Task objective:
Work out how many lines of the records hold the string "text", and reply with that number alone.

Input for this task:

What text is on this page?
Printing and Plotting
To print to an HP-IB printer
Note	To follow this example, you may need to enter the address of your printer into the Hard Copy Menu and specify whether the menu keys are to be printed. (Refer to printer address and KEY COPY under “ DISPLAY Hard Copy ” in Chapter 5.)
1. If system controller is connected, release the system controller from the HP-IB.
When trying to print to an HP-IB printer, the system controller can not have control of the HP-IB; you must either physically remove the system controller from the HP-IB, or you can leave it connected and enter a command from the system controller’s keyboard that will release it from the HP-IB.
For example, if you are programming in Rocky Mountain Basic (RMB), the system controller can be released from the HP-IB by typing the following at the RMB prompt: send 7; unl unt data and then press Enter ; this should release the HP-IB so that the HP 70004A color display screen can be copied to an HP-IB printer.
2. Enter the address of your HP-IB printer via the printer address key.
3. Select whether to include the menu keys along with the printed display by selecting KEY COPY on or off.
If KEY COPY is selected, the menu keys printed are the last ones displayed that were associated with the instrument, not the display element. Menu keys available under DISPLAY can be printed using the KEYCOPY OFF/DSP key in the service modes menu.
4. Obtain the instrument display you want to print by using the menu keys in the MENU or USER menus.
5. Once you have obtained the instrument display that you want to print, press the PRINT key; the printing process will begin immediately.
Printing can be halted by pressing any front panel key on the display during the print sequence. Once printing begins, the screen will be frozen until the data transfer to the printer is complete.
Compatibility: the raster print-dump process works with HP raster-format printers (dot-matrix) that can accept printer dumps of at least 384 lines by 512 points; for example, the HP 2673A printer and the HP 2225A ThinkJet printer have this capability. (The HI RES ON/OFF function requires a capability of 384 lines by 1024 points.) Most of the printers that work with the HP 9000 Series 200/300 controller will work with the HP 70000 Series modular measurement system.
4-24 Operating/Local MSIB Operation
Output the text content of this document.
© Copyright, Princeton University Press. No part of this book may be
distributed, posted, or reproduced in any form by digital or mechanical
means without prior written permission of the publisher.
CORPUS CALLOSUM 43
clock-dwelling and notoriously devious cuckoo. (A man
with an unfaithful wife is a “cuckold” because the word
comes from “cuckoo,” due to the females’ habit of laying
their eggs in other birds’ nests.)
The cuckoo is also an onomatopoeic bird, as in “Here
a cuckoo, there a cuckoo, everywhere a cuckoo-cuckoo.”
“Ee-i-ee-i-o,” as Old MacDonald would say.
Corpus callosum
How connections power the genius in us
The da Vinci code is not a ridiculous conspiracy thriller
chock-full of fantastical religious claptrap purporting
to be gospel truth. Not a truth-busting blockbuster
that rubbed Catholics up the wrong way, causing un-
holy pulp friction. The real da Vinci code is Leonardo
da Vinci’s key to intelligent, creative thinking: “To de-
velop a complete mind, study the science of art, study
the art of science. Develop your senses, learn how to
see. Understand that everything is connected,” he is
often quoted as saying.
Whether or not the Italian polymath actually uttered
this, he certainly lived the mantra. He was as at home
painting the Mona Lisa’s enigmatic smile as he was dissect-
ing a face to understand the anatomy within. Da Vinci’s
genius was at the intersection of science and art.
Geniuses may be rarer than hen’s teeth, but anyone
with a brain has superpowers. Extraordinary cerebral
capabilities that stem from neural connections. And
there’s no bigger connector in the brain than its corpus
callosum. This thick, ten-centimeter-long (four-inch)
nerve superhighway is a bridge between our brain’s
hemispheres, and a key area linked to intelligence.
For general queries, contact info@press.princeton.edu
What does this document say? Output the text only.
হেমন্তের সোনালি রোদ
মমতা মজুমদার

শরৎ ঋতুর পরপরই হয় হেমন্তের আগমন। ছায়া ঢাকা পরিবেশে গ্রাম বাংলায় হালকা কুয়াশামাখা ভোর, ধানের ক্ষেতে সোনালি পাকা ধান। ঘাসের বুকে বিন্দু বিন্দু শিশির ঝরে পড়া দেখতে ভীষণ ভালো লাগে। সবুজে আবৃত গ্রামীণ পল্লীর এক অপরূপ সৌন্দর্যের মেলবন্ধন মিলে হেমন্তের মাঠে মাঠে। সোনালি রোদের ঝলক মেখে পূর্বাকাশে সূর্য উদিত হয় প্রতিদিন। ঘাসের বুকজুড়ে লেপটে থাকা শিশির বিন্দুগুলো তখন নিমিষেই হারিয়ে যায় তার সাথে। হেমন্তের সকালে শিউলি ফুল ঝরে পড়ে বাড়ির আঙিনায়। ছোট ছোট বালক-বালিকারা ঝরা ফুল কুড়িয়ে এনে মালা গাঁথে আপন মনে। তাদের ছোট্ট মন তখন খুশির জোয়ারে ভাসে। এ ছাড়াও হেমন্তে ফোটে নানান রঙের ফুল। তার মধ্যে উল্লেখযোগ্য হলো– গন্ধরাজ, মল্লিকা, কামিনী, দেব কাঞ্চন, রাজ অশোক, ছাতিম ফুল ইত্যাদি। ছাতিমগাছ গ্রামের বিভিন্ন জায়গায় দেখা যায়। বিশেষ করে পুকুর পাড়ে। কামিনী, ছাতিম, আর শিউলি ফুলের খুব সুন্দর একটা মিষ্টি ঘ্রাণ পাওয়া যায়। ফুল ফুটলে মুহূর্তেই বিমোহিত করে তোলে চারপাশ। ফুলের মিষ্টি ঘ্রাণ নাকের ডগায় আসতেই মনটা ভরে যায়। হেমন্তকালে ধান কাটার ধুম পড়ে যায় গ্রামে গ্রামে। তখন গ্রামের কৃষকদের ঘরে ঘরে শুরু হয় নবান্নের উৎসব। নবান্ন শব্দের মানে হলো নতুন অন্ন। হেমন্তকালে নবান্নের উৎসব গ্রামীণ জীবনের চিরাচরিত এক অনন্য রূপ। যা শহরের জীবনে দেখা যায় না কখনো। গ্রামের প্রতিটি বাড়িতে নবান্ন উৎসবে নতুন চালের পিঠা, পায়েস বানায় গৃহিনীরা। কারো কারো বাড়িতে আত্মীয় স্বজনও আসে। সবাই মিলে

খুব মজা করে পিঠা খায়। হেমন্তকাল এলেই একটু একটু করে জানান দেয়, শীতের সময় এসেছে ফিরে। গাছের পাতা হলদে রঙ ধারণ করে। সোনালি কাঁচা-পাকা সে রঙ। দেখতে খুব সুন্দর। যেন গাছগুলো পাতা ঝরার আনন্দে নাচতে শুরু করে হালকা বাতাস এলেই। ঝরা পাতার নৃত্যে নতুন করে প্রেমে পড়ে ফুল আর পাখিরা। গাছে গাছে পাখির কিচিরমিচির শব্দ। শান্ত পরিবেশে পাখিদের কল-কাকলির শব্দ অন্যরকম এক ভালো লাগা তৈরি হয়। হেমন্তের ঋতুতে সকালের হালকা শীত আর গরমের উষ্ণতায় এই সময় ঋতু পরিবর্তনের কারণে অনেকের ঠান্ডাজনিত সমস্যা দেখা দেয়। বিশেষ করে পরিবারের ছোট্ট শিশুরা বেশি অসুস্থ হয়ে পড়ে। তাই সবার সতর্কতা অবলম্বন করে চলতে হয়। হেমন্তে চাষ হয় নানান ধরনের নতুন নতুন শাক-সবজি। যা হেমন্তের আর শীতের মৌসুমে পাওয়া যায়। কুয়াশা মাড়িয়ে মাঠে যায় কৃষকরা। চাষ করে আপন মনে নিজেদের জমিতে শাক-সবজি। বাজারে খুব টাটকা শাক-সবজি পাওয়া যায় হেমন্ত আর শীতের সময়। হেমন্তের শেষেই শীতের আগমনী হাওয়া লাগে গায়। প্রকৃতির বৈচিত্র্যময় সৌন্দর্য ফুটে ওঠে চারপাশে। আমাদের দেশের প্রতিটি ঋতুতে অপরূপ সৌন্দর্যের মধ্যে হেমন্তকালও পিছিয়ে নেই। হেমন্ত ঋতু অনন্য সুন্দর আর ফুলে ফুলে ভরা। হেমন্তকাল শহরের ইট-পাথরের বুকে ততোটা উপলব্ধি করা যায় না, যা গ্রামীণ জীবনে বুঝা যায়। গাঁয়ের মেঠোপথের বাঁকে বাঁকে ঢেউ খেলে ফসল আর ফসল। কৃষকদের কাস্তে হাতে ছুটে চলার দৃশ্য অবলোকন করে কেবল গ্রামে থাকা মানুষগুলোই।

Written response:
3